» Set exercise: Wherever the string "Category" occurs in a line of these records, report that line.

» Given data:
####
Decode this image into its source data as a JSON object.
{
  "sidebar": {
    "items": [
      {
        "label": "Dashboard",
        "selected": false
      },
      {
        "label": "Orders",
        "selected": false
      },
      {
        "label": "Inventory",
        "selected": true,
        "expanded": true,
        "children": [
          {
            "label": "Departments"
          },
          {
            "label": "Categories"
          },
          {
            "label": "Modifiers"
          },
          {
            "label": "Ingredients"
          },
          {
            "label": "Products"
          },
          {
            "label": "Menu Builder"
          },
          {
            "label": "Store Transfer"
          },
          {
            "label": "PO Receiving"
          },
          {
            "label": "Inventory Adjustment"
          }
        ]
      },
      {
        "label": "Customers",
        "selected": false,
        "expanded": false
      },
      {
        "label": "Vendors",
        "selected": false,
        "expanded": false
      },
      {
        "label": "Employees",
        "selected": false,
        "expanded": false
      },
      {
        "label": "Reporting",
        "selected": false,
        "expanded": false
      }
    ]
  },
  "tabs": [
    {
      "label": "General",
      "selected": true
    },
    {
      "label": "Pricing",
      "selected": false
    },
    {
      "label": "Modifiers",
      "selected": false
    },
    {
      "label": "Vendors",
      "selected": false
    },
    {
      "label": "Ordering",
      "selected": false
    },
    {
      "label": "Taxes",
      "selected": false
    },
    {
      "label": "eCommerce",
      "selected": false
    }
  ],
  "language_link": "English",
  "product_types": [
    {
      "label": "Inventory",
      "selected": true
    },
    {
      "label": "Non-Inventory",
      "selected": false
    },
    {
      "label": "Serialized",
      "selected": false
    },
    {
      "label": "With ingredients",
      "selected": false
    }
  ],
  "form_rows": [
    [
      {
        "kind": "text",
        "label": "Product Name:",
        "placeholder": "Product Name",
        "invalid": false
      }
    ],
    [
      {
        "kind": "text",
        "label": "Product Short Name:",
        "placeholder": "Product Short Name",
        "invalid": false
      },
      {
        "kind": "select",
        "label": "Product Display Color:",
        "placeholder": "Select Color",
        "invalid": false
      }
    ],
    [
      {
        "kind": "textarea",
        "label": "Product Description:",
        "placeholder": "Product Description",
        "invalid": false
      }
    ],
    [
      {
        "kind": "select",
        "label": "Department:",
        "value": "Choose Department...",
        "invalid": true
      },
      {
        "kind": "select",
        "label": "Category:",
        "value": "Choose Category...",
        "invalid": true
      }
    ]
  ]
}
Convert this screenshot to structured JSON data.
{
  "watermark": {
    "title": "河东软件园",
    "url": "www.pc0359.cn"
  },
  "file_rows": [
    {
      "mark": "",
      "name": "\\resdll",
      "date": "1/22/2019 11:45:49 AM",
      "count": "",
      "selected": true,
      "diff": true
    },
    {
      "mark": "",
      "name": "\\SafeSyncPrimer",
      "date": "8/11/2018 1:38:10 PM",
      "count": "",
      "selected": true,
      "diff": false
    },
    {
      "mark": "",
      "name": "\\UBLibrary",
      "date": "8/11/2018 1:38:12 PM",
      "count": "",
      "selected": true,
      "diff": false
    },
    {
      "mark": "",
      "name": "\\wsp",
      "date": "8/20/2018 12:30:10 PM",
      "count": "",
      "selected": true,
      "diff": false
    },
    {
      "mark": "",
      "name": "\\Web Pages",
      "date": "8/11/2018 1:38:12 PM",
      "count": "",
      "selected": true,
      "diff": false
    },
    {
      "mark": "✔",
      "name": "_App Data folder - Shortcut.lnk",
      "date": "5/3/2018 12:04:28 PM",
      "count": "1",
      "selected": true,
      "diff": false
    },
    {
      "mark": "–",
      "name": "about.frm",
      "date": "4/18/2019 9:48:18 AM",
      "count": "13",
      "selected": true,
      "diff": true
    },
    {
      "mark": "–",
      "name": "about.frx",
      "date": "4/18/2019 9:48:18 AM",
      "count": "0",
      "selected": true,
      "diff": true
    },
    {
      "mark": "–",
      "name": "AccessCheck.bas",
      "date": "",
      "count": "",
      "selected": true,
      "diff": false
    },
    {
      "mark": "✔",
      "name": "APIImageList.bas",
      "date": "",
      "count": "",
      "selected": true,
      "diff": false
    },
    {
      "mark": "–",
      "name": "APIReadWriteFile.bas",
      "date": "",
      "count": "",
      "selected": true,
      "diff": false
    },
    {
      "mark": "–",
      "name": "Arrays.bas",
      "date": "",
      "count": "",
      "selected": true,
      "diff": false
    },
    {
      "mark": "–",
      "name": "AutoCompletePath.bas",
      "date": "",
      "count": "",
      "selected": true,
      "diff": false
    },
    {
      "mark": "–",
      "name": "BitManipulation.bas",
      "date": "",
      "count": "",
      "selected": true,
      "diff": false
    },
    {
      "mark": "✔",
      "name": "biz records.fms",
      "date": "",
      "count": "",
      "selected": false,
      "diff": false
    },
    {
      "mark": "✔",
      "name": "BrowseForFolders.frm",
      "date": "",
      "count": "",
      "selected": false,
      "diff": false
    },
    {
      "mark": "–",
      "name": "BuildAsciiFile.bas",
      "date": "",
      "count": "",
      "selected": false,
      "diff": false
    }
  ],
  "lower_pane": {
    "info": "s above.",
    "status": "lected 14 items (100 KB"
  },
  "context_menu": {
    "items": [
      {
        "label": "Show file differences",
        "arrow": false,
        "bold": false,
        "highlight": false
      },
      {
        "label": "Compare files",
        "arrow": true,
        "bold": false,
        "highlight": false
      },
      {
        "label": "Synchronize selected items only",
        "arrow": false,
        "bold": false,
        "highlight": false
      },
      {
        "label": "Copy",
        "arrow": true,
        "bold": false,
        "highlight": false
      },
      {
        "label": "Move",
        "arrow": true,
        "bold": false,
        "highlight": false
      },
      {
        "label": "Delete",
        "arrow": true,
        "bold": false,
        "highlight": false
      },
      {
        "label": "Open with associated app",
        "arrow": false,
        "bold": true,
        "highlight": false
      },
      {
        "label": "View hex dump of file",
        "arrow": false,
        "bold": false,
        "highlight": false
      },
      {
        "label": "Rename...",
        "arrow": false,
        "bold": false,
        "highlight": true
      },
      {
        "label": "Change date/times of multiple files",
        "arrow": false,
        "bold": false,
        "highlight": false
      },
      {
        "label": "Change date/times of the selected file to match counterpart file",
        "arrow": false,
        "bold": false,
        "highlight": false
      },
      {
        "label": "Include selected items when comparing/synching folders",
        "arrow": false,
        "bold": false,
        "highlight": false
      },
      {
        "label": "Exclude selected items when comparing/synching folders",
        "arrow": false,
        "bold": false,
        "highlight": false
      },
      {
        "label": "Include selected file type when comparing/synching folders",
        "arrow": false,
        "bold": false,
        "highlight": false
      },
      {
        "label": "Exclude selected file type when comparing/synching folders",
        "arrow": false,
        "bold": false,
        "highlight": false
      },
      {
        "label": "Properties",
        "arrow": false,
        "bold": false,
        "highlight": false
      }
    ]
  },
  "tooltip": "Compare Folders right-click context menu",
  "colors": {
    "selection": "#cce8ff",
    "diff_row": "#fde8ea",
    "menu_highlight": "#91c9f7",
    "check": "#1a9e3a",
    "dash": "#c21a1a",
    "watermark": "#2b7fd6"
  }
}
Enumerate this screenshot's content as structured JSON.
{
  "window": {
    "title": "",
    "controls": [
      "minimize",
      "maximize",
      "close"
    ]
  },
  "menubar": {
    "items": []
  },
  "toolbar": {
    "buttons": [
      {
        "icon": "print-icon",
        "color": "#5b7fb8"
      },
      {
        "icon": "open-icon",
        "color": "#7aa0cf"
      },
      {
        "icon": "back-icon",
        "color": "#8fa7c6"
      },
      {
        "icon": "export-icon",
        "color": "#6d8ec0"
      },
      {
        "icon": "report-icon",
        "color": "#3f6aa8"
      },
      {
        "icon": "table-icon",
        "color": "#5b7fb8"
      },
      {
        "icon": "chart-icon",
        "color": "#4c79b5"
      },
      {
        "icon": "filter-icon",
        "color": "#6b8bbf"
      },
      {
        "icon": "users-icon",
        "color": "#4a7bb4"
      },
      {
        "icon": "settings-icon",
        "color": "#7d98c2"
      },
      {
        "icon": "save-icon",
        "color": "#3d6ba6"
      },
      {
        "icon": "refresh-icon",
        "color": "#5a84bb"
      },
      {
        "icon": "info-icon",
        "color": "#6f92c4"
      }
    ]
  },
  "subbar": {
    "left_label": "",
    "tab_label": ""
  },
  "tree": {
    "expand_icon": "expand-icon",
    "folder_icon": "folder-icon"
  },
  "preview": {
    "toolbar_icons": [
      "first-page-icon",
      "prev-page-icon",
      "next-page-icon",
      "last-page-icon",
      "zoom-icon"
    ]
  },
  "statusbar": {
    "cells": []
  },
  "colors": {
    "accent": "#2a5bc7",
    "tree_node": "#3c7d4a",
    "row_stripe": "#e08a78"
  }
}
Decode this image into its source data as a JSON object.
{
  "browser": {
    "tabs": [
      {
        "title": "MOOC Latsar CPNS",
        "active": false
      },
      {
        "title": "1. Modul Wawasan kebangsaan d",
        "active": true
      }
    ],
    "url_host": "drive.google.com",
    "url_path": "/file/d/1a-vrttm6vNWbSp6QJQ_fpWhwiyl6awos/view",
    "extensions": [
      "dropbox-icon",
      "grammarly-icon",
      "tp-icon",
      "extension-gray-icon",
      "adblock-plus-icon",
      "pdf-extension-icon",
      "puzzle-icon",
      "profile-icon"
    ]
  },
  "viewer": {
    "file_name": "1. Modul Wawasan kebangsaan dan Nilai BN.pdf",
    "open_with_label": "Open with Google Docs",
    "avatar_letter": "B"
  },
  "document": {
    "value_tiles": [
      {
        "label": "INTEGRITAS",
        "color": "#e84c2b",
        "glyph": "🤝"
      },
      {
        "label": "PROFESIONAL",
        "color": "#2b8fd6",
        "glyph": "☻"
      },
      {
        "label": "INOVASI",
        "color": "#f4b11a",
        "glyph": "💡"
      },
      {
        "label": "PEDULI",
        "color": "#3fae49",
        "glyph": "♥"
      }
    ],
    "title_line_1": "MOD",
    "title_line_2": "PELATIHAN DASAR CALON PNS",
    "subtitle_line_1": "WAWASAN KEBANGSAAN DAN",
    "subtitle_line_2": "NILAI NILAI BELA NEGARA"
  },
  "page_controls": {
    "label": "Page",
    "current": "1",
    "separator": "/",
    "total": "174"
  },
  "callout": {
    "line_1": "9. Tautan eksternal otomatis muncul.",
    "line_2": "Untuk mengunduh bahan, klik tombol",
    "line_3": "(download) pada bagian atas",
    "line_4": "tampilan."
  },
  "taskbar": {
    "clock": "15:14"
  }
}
####
» Expected output:
        "label": "Category:",
        "value": "Choose Category...",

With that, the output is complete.